The problem: Only the pictures are omitted; repeat all other data exactly.

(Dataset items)

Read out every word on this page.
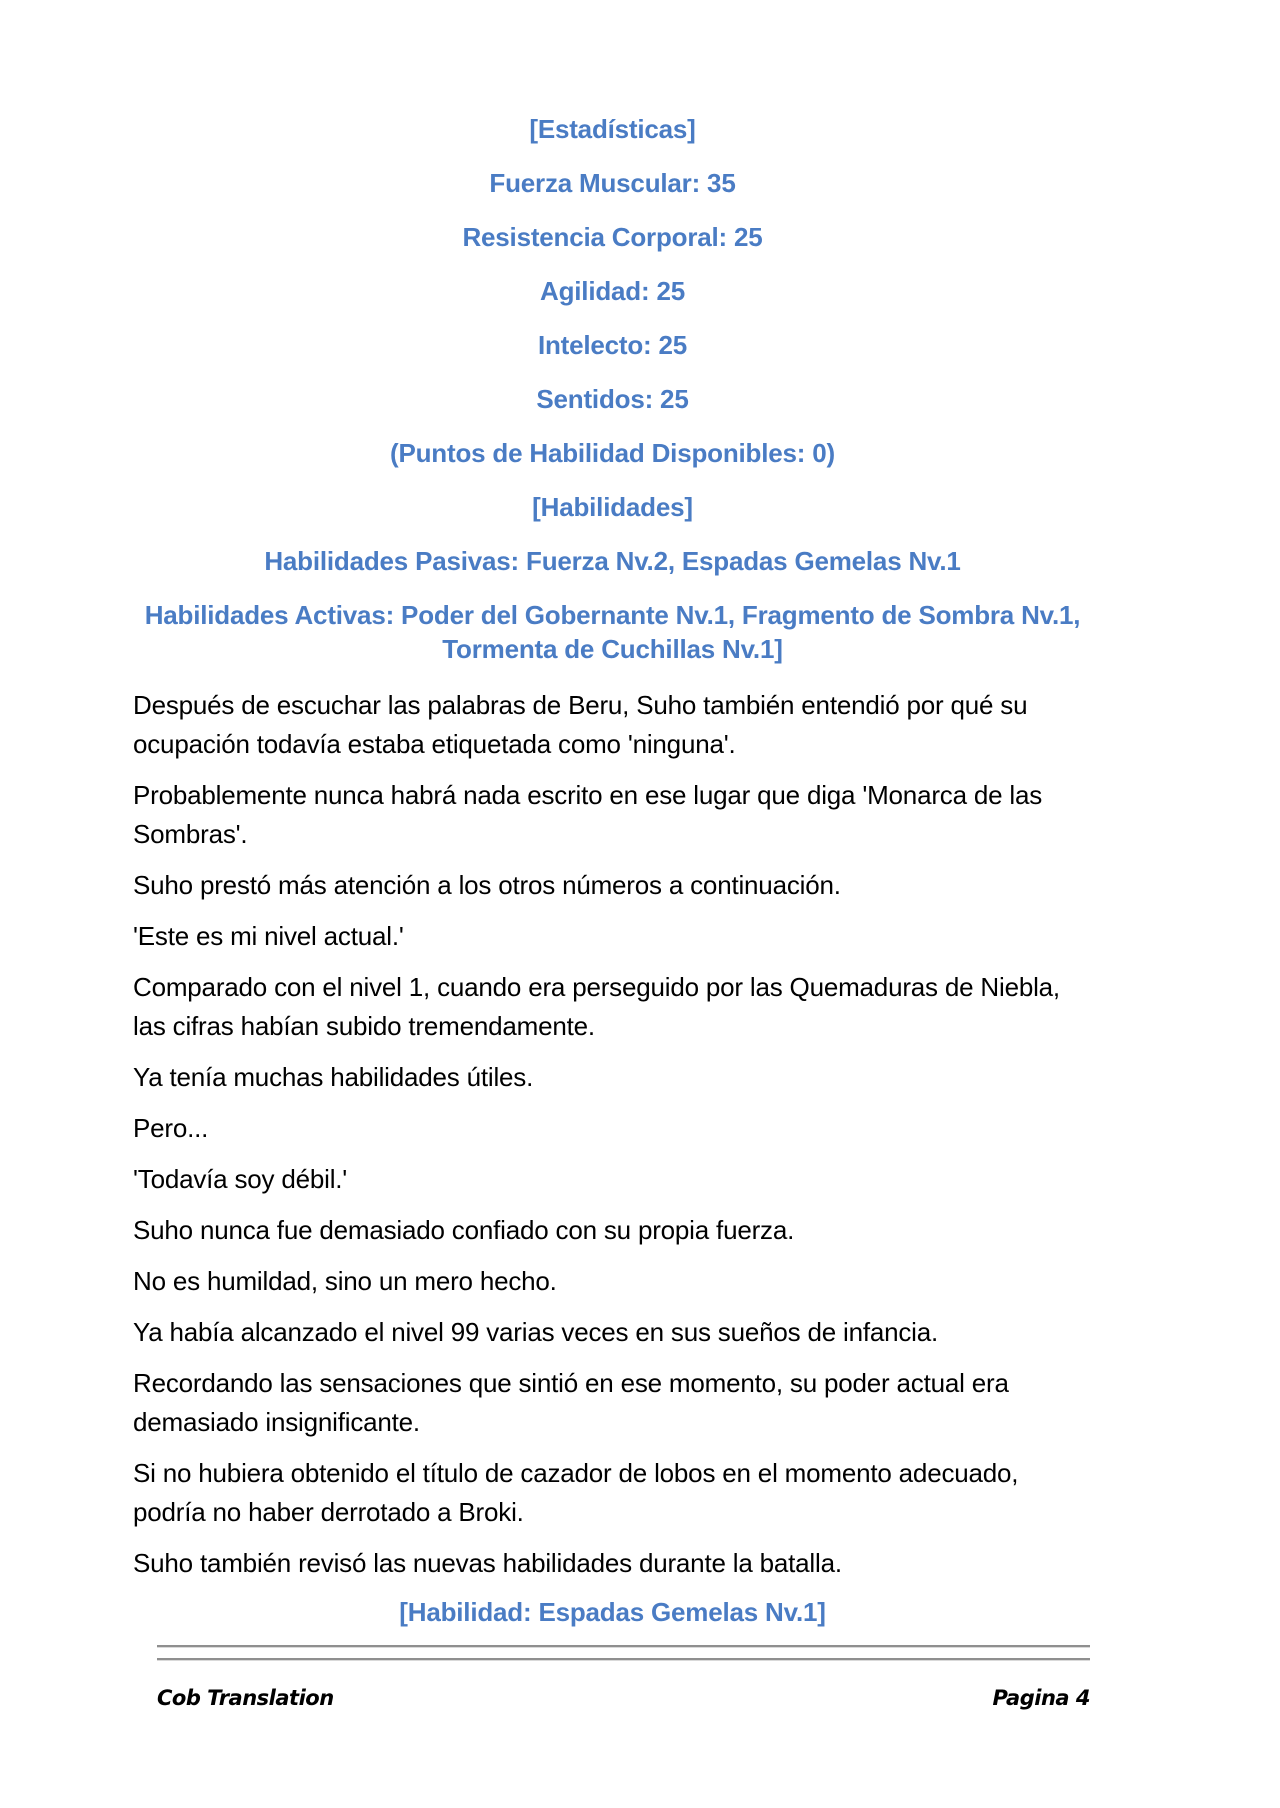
[Estadísticas]

Fuerza Muscular: 35

Resistencia Corporal: 25

Agilidad: 25

Intelecto: 25

Sentidos: 25

(Puntos de Habilidad Disponibles: 0)

[Habilidades]

Habilidades Pasivas: Fuerza Nv.2, Espadas Gemelas Nv.1

Habilidades Activas: Poder del Gobernante Nv.1, Fragmento de Sombra Nv.1, Tormenta de Cuchillas Nv.1]

Después de escuchar las palabras de Beru, Suho también entendió por qué su ocupación todavía estaba etiquetada como 'ninguna'.

Probablemente nunca habrá nada escrito en ese lugar que diga 'Monarca de las Sombras'.

Suho prestó más atención a los otros números a continuación.

'Este es mi nivel actual.'

Comparado con el nivel 1, cuando era perseguido por las Quemaduras de Niebla, las cifras habían subido tremendamente.

Ya tenía muchas habilidades útiles.

Pero...

'Todavía soy débil.'

Suho nunca fue demasiado confiado con su propia fuerza.

No es humildad, sino un mero hecho.

Ya había alcanzado el nivel 99 varias veces en sus sueños de infancia.

Recordando las sensaciones que sintió en ese momento, su poder actual era demasiado insignificante.

Si no hubiera obtenido el título de cazador de lobos en el momento adecuado, podría no haber derrotado a Broki.

Suho también revisó las nuevas habilidades durante la batalla.

[Habilidad: Espadas Gemelas Nv.1]

Cob Translation	Pagina 4
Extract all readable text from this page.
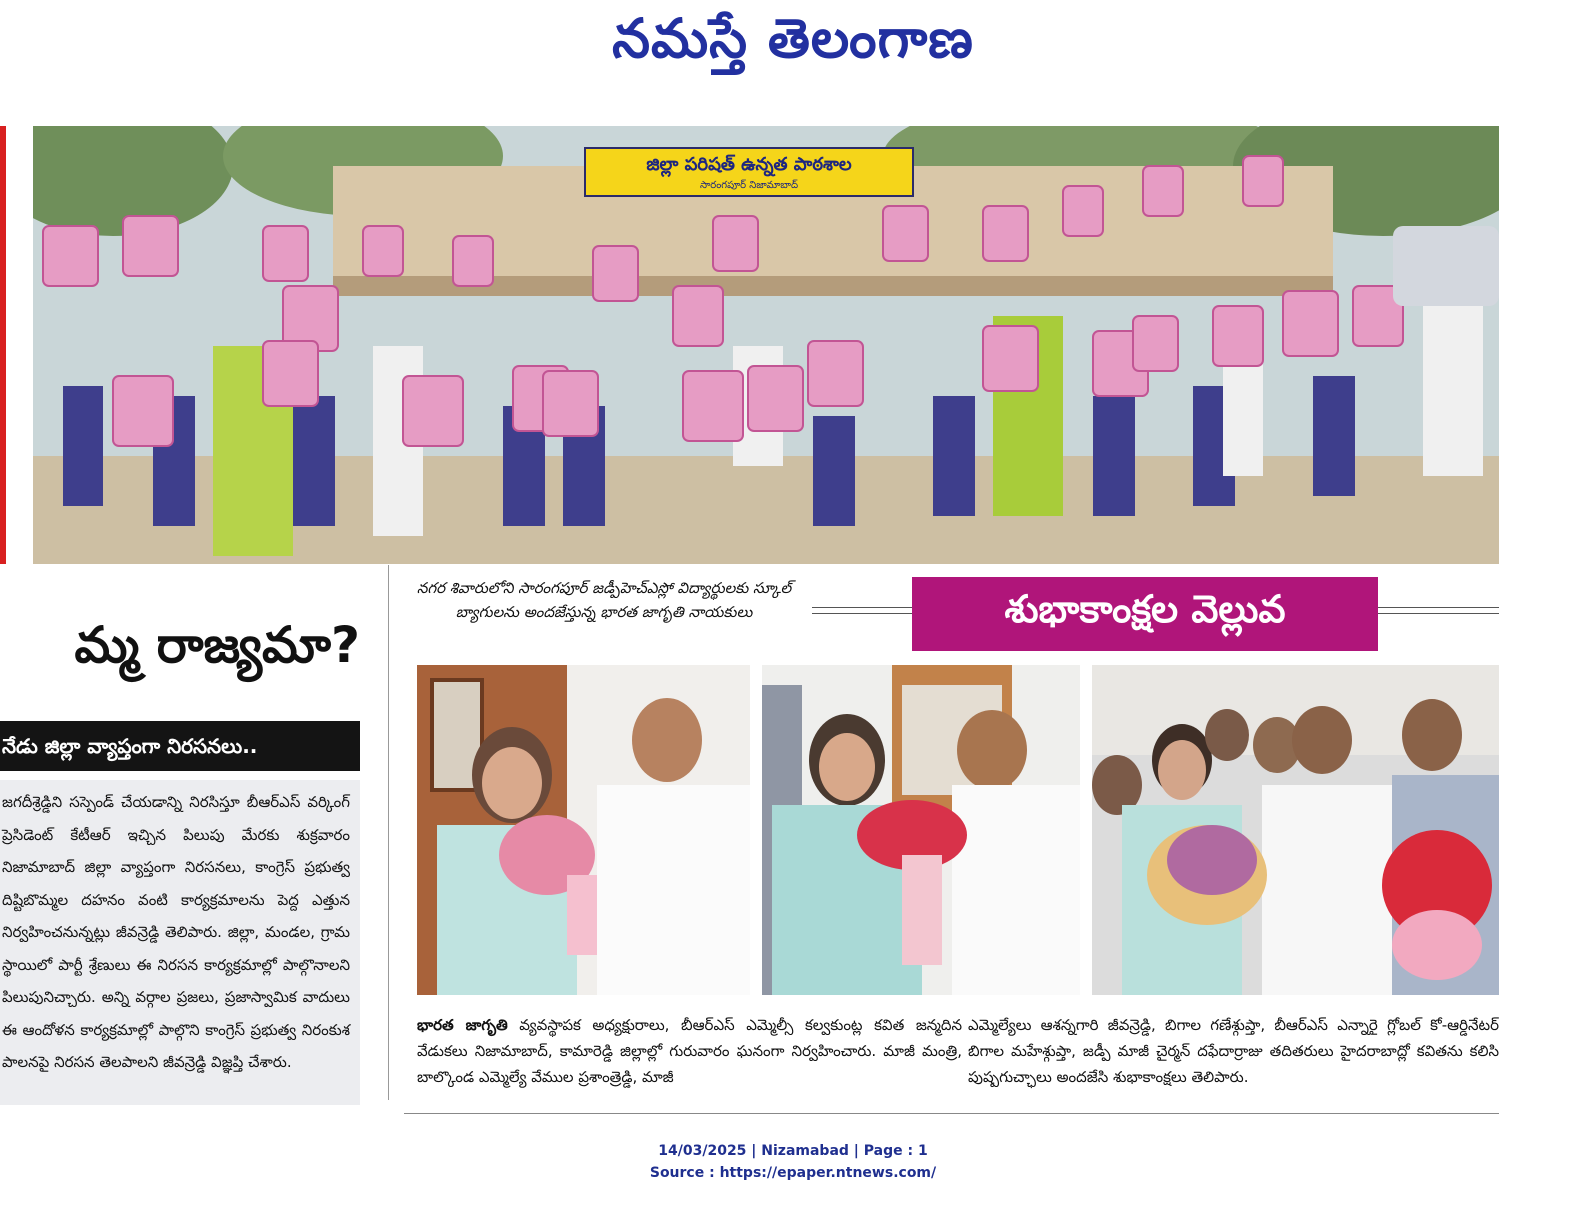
నమస్తే తెలంగాణ
జిల్లా పరిషత్ ఉన్నత పాఠశాల
సారంగపూర్ నిజామాబాద్
నగర శివారులోని సారంగపూర్ జడ్పీహెచ్ఎస్లో విద్యార్థులకు స్కూల్ బ్యాగులను అందజేస్తున్న భారత జాగృతి నాయకులు	శుభాకాంక్షల వెల్లువ
మ్మ రాజ్యమా?
నేడు జిల్లా వ్యాప్తంగా నిరసనలు..
జగదీశ్రెడ్డిని సస్పెండ్ చేయడాన్ని నిరసిస్తూ బీఆర్ఎస్ వర్కింగ్ ప్రెసిడెంట్ కేటీఆర్ ఇచ్చిన పిలుపు మేరకు శుక్రవారం నిజామాబాద్ జిల్లా వ్యాప్తంగా నిరసనలు, కాంగ్రెస్ ప్రభుత్వ దిష్టిబొమ్మల దహనం వంటి కార్యక్రమాలను పెద్ద ఎత్తున నిర్వహించనున్నట్లు జీవన్రెడ్డి తెలిపారు. జిల్లా, మండల, గ్రామ స్థాయిలో పార్టీ శ్రేణులు ఈ నిరసన కార్యక్రమాల్లో పాల్గొనాలని పిలుపునిచ్చారు. అన్ని వర్గాల ప్రజలు, ప్రజాస్వామిక వాదులు ఈ ఆందోళన కార్యక్రమాల్లో పాల్గొని కాంగ్రెస్ ప్రభుత్వ నిరంకుశ పాలనపై నిరసన తెలపాలని జీవన్రెడ్డి విజ్ఞప్తి చేశారు.
భారత జాగృతి వ్యవస్థాపక అధ్యక్షురాలు, బీఆర్ఎస్ ఎమ్మెల్సీ కల్వకుంట్ల కవిత జన్మదిన వేడుకలు నిజామాబాద్, కామారెడ్డి జిల్లాల్లో గురువారం ఘనంగా నిర్వహించారు. మాజీ మంత్రి, బాల్కొండ ఎమ్మెల్యే వేముల ప్రశాంత్రెడ్డి, మాజీ
ఎమ్మెల్యేలు ఆశన్నగారి జీవన్రెడ్డి, బిగాల గణేశ్గుప్తా, బీఆర్ఎస్ ఎన్నారై గ్లోబల్ కో-ఆర్డినేటర్ బిగాల మహేశ్గుప్తా, జడ్పీ మాజీ చైర్మన్ దఫేదార్రాజు తదితరులు హైదరాబాద్లో కవితను కలిసి పుష్పగుచ్ఛాలు అందజేసి శుభాకాంక్షలు తెలిపారు.
14/03/2025 | Nizamabad | Page : 1
Source : https://epaper.ntnews.com/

Task answer:
Read out every word on this page.
[Estadísticas]

Fuerza Muscular: 35

Resistencia Corporal: 25

Agilidad: 25

Intelecto: 25

Sentidos: 25

(Puntos de Habilidad Disponibles: 0)

[Habilidades]

Habilidades Pasivas: Fuerza Nv.2, Espadas Gemelas Nv.1

Habilidades Activas: Poder del Gobernante Nv.1, Fragmento de Sombra Nv.1, Tormenta de Cuchillas Nv.1]

Después de escuchar las palabras de Beru, Suho también entendió por qué su ocupación todavía estaba etiquetada como 'ninguna'.

Probablemente nunca habrá nada escrito en ese lugar que diga 'Monarca de las Sombras'.

Suho prestó más atención a los otros números a continuación.

'Este es mi nivel actual.'

Comparado con el nivel 1, cuando era perseguido por las Quemaduras de Niebla, las cifras habían subido tremendamente.

Ya tenía muchas habilidades útiles.

Pero...

'Todavía soy débil.'

Suho nunca fue demasiado confiado con su propia fuerza.

No es humildad, sino un mero hecho.

Ya había alcanzado el nivel 99 varias veces en sus sueños de infancia.

Recordando las sensaciones que sintió en ese momento, su poder actual era demasiado insignificante.

Si no hubiera obtenido el título de cazador de lobos en el momento adecuado, podría no haber derrotado a Broki.

Suho también revisó las nuevas habilidades durante la batalla.

[Habilidad: Espadas Gemelas Nv.1]

Cob Translation	Pagina 4
Extract all readable text from this page.
నమస్తే తెలంగాణ
జిల్లా పరిషత్ ఉన్నత పాఠశాల
సారంగపూర్ నిజామాబాద్
నగర శివారులోని సారంగపూర్ జడ్పీహెచ్ఎస్లో విద్యార్థులకు స్కూల్ బ్యాగులను అందజేస్తున్న భారత జాగృతి నాయకులు	శుభాకాంక్షల వెల్లువ
మ్మ రాజ్యమా?
నేడు జిల్లా వ్యాప్తంగా నిరసనలు..
జగదీశ్రెడ్డిని సస్పెండ్ చేయడాన్ని నిరసిస్తూ బీఆర్ఎస్ వర్కింగ్ ప్రెసిడెంట్ కేటీఆర్ ఇచ్చిన పిలుపు మేరకు శుక్రవారం నిజామాబాద్ జిల్లా వ్యాప్తంగా నిరసనలు, కాంగ్రెస్ ప్రభుత్వ దిష్టిబొమ్మల దహనం వంటి కార్యక్రమాలను పెద్ద ఎత్తున నిర్వహించనున్నట్లు జీవన్రెడ్డి తెలిపారు. జిల్లా, మండల, గ్రామ స్థాయిలో పార్టీ శ్రేణులు ఈ నిరసన కార్యక్రమాల్లో పాల్గొనాలని పిలుపునిచ్చారు. అన్ని వర్గాల ప్రజలు, ప్రజాస్వామిక వాదులు ఈ ఆందోళన కార్యక్రమాల్లో పాల్గొని కాంగ్రెస్ ప్రభుత్వ నిరంకుశ పాలనపై నిరసన తెలపాలని జీవన్రెడ్డి విజ్ఞప్తి చేశారు.
భారత జాగృతి వ్యవస్థాపక అధ్యక్షురాలు, బీఆర్ఎస్ ఎమ్మెల్సీ కల్వకుంట్ల కవిత జన్మదిన వేడుకలు నిజామాబాద్, కామారెడ్డి జిల్లాల్లో గురువారం ఘనంగా నిర్వహించారు. మాజీ మంత్రి, బాల్కొండ ఎమ్మెల్యే వేముల ప్రశాంత్రెడ్డి, మాజీ
ఎమ్మెల్యేలు ఆశన్నగారి జీవన్రెడ్డి, బిగాల గణేశ్గుప్తా, బీఆర్ఎస్ ఎన్నారై గ్లోబల్ కో-ఆర్డినేటర్ బిగాల మహేశ్గుప్తా, జడ్పీ మాజీ చైర్మన్ దఫేదార్రాజు తదితరులు హైదరాబాద్లో కవితను కలిసి పుష్పగుచ్ఛాలు అందజేసి శుభాకాంక్షలు తెలిపారు.
14/03/2025 | Nizamabad | Page : 1
Source : https://epaper.ntnews.com/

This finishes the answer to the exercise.